Task brief:
Return the number of lines that include the string "chevron", without any other text.

>> START Available records

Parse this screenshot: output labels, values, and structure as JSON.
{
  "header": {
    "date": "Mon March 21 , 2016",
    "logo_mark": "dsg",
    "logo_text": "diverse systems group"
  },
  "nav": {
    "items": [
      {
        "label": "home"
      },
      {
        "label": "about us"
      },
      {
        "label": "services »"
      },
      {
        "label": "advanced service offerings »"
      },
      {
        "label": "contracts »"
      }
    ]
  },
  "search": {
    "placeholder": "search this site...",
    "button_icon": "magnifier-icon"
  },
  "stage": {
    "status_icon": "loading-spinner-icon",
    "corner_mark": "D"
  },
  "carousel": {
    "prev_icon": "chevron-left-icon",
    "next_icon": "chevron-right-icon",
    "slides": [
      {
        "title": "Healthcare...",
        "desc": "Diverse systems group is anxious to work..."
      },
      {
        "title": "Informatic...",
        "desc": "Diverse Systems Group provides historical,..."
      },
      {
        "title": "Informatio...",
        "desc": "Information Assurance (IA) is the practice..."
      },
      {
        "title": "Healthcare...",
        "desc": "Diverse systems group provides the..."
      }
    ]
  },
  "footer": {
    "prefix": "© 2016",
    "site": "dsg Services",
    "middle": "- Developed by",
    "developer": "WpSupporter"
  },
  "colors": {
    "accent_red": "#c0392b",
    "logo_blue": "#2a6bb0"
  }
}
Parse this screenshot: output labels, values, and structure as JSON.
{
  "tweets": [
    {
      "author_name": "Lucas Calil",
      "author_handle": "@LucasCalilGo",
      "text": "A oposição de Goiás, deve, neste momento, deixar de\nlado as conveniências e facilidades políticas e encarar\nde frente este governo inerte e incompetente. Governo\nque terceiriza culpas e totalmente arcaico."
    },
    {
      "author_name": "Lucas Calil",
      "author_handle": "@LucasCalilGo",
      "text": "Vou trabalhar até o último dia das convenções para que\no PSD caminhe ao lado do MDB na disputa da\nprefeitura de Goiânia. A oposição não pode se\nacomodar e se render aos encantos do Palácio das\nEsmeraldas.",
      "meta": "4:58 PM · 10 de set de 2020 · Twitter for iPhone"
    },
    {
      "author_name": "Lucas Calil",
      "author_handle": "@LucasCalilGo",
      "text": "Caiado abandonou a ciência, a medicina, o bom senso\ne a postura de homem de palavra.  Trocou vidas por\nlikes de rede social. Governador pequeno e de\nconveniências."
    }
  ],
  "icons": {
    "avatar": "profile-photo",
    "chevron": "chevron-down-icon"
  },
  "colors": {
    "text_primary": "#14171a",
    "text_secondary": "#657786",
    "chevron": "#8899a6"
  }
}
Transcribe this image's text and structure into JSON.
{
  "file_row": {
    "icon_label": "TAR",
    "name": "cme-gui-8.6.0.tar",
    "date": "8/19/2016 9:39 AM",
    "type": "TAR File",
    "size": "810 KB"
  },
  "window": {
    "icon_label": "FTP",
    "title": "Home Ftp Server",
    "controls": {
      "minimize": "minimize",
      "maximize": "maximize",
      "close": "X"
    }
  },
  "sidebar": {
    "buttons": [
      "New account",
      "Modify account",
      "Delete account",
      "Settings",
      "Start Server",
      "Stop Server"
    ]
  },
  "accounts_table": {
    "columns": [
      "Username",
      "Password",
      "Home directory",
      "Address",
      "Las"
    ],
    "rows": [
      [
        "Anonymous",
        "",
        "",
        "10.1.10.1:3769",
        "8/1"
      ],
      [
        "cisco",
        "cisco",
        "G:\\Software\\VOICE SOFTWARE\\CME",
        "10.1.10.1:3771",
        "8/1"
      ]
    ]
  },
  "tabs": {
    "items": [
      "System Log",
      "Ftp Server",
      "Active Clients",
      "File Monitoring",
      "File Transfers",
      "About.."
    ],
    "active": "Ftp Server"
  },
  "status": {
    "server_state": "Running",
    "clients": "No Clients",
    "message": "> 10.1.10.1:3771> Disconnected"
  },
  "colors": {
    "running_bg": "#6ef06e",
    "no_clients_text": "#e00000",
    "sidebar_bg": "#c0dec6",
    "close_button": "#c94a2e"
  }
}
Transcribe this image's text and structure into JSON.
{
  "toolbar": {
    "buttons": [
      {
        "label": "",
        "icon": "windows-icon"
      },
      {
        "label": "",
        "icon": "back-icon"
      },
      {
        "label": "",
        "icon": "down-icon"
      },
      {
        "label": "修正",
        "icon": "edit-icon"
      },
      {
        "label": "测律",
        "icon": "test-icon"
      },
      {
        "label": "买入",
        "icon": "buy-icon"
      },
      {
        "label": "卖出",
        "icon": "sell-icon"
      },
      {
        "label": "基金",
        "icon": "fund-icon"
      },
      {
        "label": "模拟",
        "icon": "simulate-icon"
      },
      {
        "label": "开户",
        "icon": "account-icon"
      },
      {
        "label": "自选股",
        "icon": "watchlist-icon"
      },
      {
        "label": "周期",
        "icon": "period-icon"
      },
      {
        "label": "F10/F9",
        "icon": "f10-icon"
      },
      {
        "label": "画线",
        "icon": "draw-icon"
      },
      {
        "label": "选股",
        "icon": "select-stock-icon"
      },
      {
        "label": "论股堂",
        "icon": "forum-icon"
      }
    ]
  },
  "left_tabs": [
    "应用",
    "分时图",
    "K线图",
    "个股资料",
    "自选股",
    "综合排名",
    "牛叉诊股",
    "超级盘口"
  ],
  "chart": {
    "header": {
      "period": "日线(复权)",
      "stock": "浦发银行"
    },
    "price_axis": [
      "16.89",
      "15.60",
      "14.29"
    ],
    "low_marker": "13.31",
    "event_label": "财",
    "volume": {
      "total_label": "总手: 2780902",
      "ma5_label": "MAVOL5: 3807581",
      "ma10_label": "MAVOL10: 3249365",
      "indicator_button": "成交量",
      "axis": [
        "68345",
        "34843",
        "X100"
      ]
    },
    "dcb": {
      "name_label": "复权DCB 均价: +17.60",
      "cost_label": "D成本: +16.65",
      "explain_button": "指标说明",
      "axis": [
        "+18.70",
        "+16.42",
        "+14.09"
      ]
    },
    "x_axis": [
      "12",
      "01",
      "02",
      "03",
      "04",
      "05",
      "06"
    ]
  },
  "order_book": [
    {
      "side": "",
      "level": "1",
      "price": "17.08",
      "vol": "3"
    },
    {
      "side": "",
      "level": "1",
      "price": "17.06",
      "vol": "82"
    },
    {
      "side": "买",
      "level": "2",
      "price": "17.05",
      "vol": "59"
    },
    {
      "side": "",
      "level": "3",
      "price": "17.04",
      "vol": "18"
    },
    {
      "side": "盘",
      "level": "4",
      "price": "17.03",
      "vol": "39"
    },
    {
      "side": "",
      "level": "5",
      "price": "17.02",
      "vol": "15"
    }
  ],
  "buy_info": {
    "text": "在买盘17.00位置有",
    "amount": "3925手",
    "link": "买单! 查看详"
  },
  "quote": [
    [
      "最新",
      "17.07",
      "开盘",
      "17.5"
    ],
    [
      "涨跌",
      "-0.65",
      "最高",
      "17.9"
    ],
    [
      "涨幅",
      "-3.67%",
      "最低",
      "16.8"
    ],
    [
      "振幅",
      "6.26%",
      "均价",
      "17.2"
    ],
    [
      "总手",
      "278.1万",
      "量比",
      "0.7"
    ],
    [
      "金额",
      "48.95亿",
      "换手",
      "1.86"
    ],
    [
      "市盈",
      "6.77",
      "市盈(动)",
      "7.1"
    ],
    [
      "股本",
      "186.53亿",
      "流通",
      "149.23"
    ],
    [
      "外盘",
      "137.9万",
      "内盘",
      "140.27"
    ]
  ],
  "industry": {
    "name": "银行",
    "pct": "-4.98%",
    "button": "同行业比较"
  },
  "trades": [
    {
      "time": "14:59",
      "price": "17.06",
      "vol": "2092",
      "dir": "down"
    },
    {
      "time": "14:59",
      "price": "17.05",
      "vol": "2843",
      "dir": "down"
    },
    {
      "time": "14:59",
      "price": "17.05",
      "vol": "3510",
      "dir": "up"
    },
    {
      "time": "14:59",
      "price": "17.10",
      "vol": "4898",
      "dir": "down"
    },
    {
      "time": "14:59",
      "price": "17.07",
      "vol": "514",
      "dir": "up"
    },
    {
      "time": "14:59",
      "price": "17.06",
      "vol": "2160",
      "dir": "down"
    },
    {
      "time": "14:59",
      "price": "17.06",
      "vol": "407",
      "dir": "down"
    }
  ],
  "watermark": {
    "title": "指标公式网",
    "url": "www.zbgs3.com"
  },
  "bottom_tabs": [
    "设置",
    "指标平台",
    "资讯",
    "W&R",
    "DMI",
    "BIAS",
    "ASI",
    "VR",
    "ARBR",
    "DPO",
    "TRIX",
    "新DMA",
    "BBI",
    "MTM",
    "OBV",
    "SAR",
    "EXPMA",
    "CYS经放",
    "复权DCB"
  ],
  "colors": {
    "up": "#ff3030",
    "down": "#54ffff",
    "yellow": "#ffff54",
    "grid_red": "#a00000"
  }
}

>> END Available records

The result:
4